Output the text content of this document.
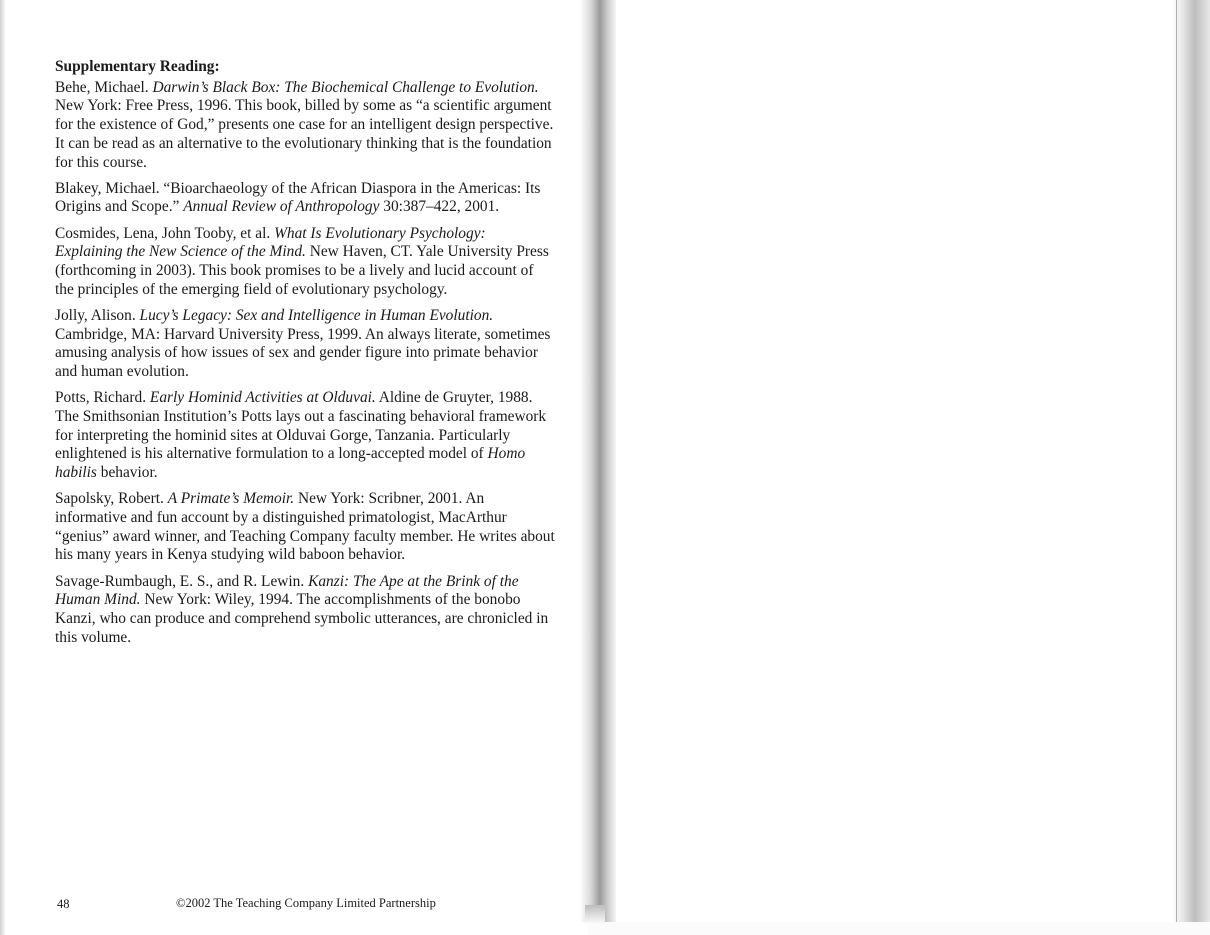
Supplementary Reading:

Behe, Michael. Darwin’s Black Box: The Biochemical Challenge to Evolution. New York: Free Press, 1996. This book, billed by some as “a scientific argument for the existence of God,” presents one case for an intelligent design perspective. It can be read as an alternative to the evolutionary thinking that is the foundation for this course.

Blakey, Michael. “Bioarchaeology of the African Diaspora in the Americas: Its Origins and Scope.” Annual Review of Anthropology 30:387–422, 2001.

Cosmides, Lena, John Tooby, et al. What Is Evolutionary Psychology: Explaining the New Science of the Mind. New Haven, CT. Yale University Press (forthcoming in 2003). This book promises to be a lively and lucid account of the principles of the emerging field of evolutionary psychology.

Jolly, Alison. Lucy’s Legacy: Sex and Intelligence in Human Evolution. Cambridge, MA: Harvard University Press, 1999. An always literate, sometimes amusing analysis of how issues of sex and gender figure into primate behavior and human evolution.

Potts, Richard. Early Hominid Activities at Olduvai. Aldine de Gruyter, 1988. The Smithsonian Institution’s Potts lays out a fascinating behavioral framework for interpreting the hominid sites at Olduvai Gorge, Tanzania. Particularly enlightened is his alternative formulation to a long-accepted model of Homo habilis behavior.

Sapolsky, Robert. A Primate’s Memoir. New York: Scribner, 2001. An informative and fun account by a distinguished primatologist, MacArthur “genius” award winner, and Teaching Company faculty member. He writes about his many years in Kenya studying wild baboon behavior.

Savage-Rumbaugh, E. S., and R. Lewin. Kanzi: The Ape at the Brink of the Human Mind. New York: Wiley, 1994. The accomplishments of the bonobo Kanzi, who can produce and comprehend symbolic utterances, are chronicled in this volume.

48	©2002 The Teaching Company Limited Partnership
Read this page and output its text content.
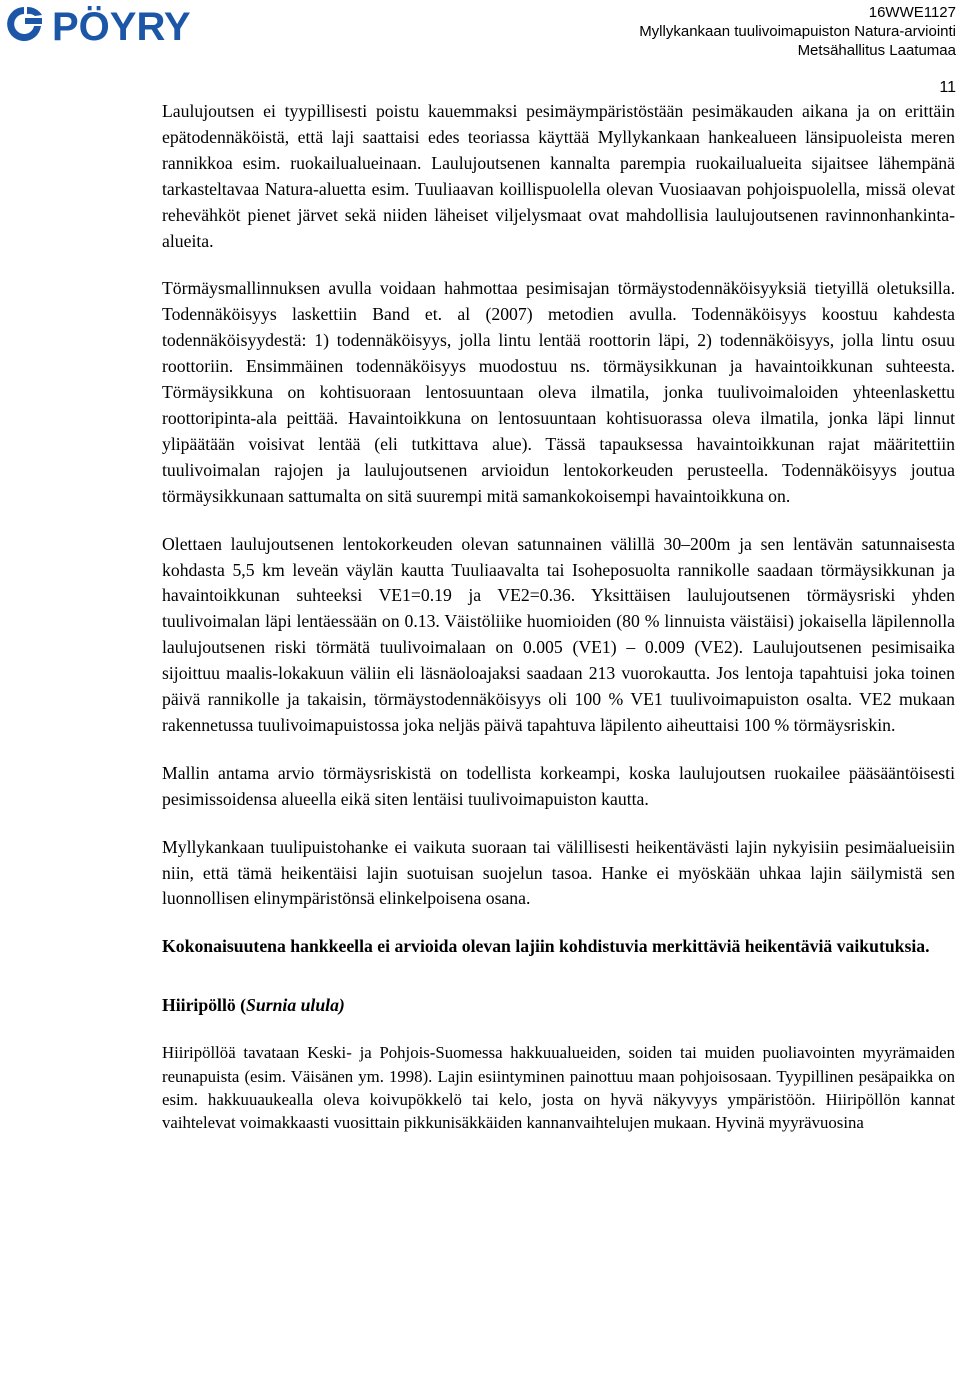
PÖYRY	16WWE1127
Myllykankaan tuulivoimapuiston Natura-arviointi
Metsähallitus Laatumaa
11

Laulujoutsen ei tyypillisesti poistu kauemmaksi pesimäympäristöstään pesimäkauden aikana ja on erittäin epätodennäköistä, että laji saattaisi edes teoriassa käyttää Myllykankaan hankealueen länsipuoleista meren rannikkoa esim. ruokailualueinaan. Laulujoutsenen kannalta parempia ruokailualueita sijaitsee lähempänä tarkasteltavaa Natura-aluetta esim. Tuuliaavan koillispuolella olevan Vuosiaavan pohjoispuolella, missä olevat rehevähköt pienet järvet sekä niiden läheiset viljelysmaat ovat mahdollisia laulujoutsenen ravinnonhankinta-alueita.

Törmäysmallinnuksen avulla voidaan hahmottaa pesimisajan törmäystodennäköisyyksiä tietyillä oletuksilla. Todennäköisyys laskettiin Band et. al (2007) metodien avulla. Todennäköisyys koostuu kahdesta todennäköisyydestä: 1) todennäköisyys, jolla lintu lentää roottorin läpi, 2) todennäköisyys, jolla lintu osuu roottoriin. Ensimmäinen todennäköisyys muodostuu ns. törmäysikkunan ja havaintoikkunan suhteesta. Törmäysikkuna on kohtisuoraan lentosuuntaan oleva ilmatila, jonka tuulivoimaloiden yhteenlaskettu roottoripinta-ala peittää. Havaintoikkuna on lentosuuntaan kohtisuorassa oleva ilmatila, jonka läpi linnut ylipäätään voisivat lentää (eli tutkittava alue). Tässä tapauksessa havaintoikkunan rajat määritettiin tuulivoimalan rajojen ja laulujoutsenen arvioidun lentokorkeuden perusteella. Todennäköisyys joutua törmäysikkunaan sattumalta on sitä suurempi mitä samankokoisempi havaintoikkuna on.

Olettaen laulujoutsenen lentokorkeuden olevan satunnainen välillä 30–200m ja sen lentävän satunnaisesta kohdasta 5,5 km leveän väylän kautta Tuuliaavalta tai Isoheposuolta rannikolle saadaan törmäysikkunan ja havaintoikkunan suhteeksi VE1=0.19 ja VE2=0.36. Yksittäisen laulujoutsenen törmäysriski yhden tuulivoimalan läpi lentäessään on 0.13. Väistöliike huomioiden (80 % linnuista väistäisi) jokaisella läpilennolla laulujoutsenen riski törmätä tuulivoimalaan on 0.005 (VE1) – 0.009 (VE2). Laulujoutsenen pesimisaika sijoittuu maalis-lokakuun väliin eli läsnäoloajaksi saadaan 213 vuorokautta. Jos lentoja tapahtuisi joka toinen päivä rannikolle ja takaisin, törmäystodennäköisyys oli 100 % VE1 tuulivoimapuiston osalta. VE2 mukaan rakennetussa tuulivoimapuistossa joka neljäs päivä tapahtuva läpilento aiheuttaisi 100 % törmäysriskin.

Mallin antama arvio törmäysriskistä on todellista korkeampi, koska laulujoutsen ruokailee pääsääntöisesti pesimissoidensa alueella eikä siten lentäisi tuulivoimapuiston kautta.

Myllykankaan tuulipuistohanke ei vaikuta suoraan tai välillisesti heikentävästi lajin nykyisiin pesimäalueisiin niin, että tämä heikentäisi lajin suotuisan suojelun tasoa. Hanke ei myöskään uhkaa lajin säilymistä sen luonnollisen elinympäristönsä elinkelpoisena osana.

Kokonaisuutena hankkeella ei arvioida olevan lajiin kohdistuvia merkittäviä heikentäviä vaikutuksia.

Hiiripöllö (Surnia ulula)

Hiiripöllöä tavataan Keski- ja Pohjois-Suomessa hakkuualueiden, soiden tai muiden puoliavointen myyrämaiden reunapuista (esim. Väisänen ym. 1998). Lajin esiintyminen painottuu maan pohjoisosaan. Tyypillinen pesäpaikka on esim. hakkuuaukealla oleva koivupökkelö tai kelo, josta on hyvä näkyvyys ympäristöön. Hiiripöllön kannat vaihtelevat voimakkaasti vuosittain pikkunisäkkäiden kannanvaihtelujen mukaan. Hyvinä myyrävuosina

===

Transcribe every record above exactly, leaving out the pictures.

> _Solution to this task_:
Output the text content of this document.
Supplementary Reading:

Behe, Michael. Darwin’s Black Box: The Biochemical Challenge to Evolution. New York: Free Press, 1996. This book, billed by some as “a scientific argument for the existence of God,” presents one case for an intelligent design perspective. It can be read as an alternative to the evolutionary thinking that is the foundation for this course.

Blakey, Michael. “Bioarchaeology of the African Diaspora in the Americas: Its Origins and Scope.” Annual Review of Anthropology 30:387–422, 2001.

Cosmides, Lena, John Tooby, et al. What Is Evolutionary Psychology: Explaining the New Science of the Mind. New Haven, CT. Yale University Press (forthcoming in 2003). This book promises to be a lively and lucid account of the principles of the emerging field of evolutionary psychology.

Jolly, Alison. Lucy’s Legacy: Sex and Intelligence in Human Evolution. Cambridge, MA: Harvard University Press, 1999. An always literate, sometimes amusing analysis of how issues of sex and gender figure into primate behavior and human evolution.

Potts, Richard. Early Hominid Activities at Olduvai. Aldine de Gruyter, 1988. The Smithsonian Institution’s Potts lays out a fascinating behavioral framework for interpreting the hominid sites at Olduvai Gorge, Tanzania. Particularly enlightened is his alternative formulation to a long-accepted model of Homo habilis behavior.

Sapolsky, Robert. A Primate’s Memoir. New York: Scribner, 2001. An informative and fun account by a distinguished primatologist, MacArthur “genius” award winner, and Teaching Company faculty member. He writes about his many years in Kenya studying wild baboon behavior.

Savage-Rumbaugh, E. S., and R. Lewin. Kanzi: The Ape at the Brink of the Human Mind. New York: Wiley, 1994. The accomplishments of the bonobo Kanzi, who can produce and comprehend symbolic utterances, are chronicled in this volume.

48	©2002 The Teaching Company Limited Partnership
Read this page and output its text content.
PÖYRY	16WWE1127
Myllykankaan tuulivoimapuiston Natura-arviointi
Metsähallitus Laatumaa
11

Laulujoutsen ei tyypillisesti poistu kauemmaksi pesimäympäristöstään pesimäkauden aikana ja on erittäin epätodennäköistä, että laji saattaisi edes teoriassa käyttää Myllykankaan hankealueen länsipuoleista meren rannikkoa esim. ruokailualueinaan. Laulujoutsenen kannalta parempia ruokailualueita sijaitsee lähempänä tarkasteltavaa Natura-aluetta esim. Tuuliaavan koillispuolella olevan Vuosiaavan pohjoispuolella, missä olevat rehevähköt pienet järvet sekä niiden läheiset viljelysmaat ovat mahdollisia laulujoutsenen ravinnonhankinta-alueita.

Törmäysmallinnuksen avulla voidaan hahmottaa pesimisajan törmäystodennäköisyyksiä tietyillä oletuksilla. Todennäköisyys laskettiin Band et. al (2007) metodien avulla. Todennäköisyys koostuu kahdesta todennäköisyydestä: 1) todennäköisyys, jolla lintu lentää roottorin läpi, 2) todennäköisyys, jolla lintu osuu roottoriin. Ensimmäinen todennäköisyys muodostuu ns. törmäysikkunan ja havaintoikkunan suhteesta. Törmäysikkuna on kohtisuoraan lentosuuntaan oleva ilmatila, jonka tuulivoimaloiden yhteenlaskettu roottoripinta-ala peittää. Havaintoikkuna on lentosuuntaan kohtisuorassa oleva ilmatila, jonka läpi linnut ylipäätään voisivat lentää (eli tutkittava alue). Tässä tapauksessa havaintoikkunan rajat määritettiin tuulivoimalan rajojen ja laulujoutsenen arvioidun lentokorkeuden perusteella. Todennäköisyys joutua törmäysikkunaan sattumalta on sitä suurempi mitä samankokoisempi havaintoikkuna on.

Olettaen laulujoutsenen lentokorkeuden olevan satunnainen välillä 30–200m ja sen lentävän satunnaisesta kohdasta 5,5 km leveän väylän kautta Tuuliaavalta tai Isoheposuolta rannikolle saadaan törmäysikkunan ja havaintoikkunan suhteeksi VE1=0.19 ja VE2=0.36. Yksittäisen laulujoutsenen törmäysriski yhden tuulivoimalan läpi lentäessään on 0.13. Väistöliike huomioiden (80 % linnuista väistäisi) jokaisella läpilennolla laulujoutsenen riski törmätä tuulivoimalaan on 0.005 (VE1) – 0.009 (VE2). Laulujoutsenen pesimisaika sijoittuu maalis-lokakuun väliin eli läsnäoloajaksi saadaan 213 vuorokautta. Jos lentoja tapahtuisi joka toinen päivä rannikolle ja takaisin, törmäystodennäköisyys oli 100 % VE1 tuulivoimapuiston osalta. VE2 mukaan rakennetussa tuulivoimapuistossa joka neljäs päivä tapahtuva läpilento aiheuttaisi 100 % törmäysriskin.

Mallin antama arvio törmäysriskistä on todellista korkeampi, koska laulujoutsen ruokailee pääsääntöisesti pesimissoidensa alueella eikä siten lentäisi tuulivoimapuiston kautta.

Myllykankaan tuulipuistohanke ei vaikuta suoraan tai välillisesti heikentävästi lajin nykyisiin pesimäalueisiin niin, että tämä heikentäisi lajin suotuisan suojelun tasoa. Hanke ei myöskään uhkaa lajin säilymistä sen luonnollisen elinympäristönsä elinkelpoisena osana.

Kokonaisuutena hankkeella ei arvioida olevan lajiin kohdistuvia merkittäviä heikentäviä vaikutuksia.

Hiiripöllö (Surnia ulula)

Hiiripöllöä tavataan Keski- ja Pohjois-Suomessa hakkuualueiden, soiden tai muiden puoliavointen myyrämaiden reunapuista (esim. Väisänen ym. 1998). Lajin esiintyminen painottuu maan pohjoisosaan. Tyypillinen pesäpaikka on esim. hakkuuaukealla oleva koivupökkelö tai kelo, josta on hyvä näkyvyys ympäristöön. Hiiripöllön kannat vaihtelevat voimakkaasti vuosittain pikkunisäkkäiden kannanvaihtelujen mukaan. Hyvinä myyrävuosina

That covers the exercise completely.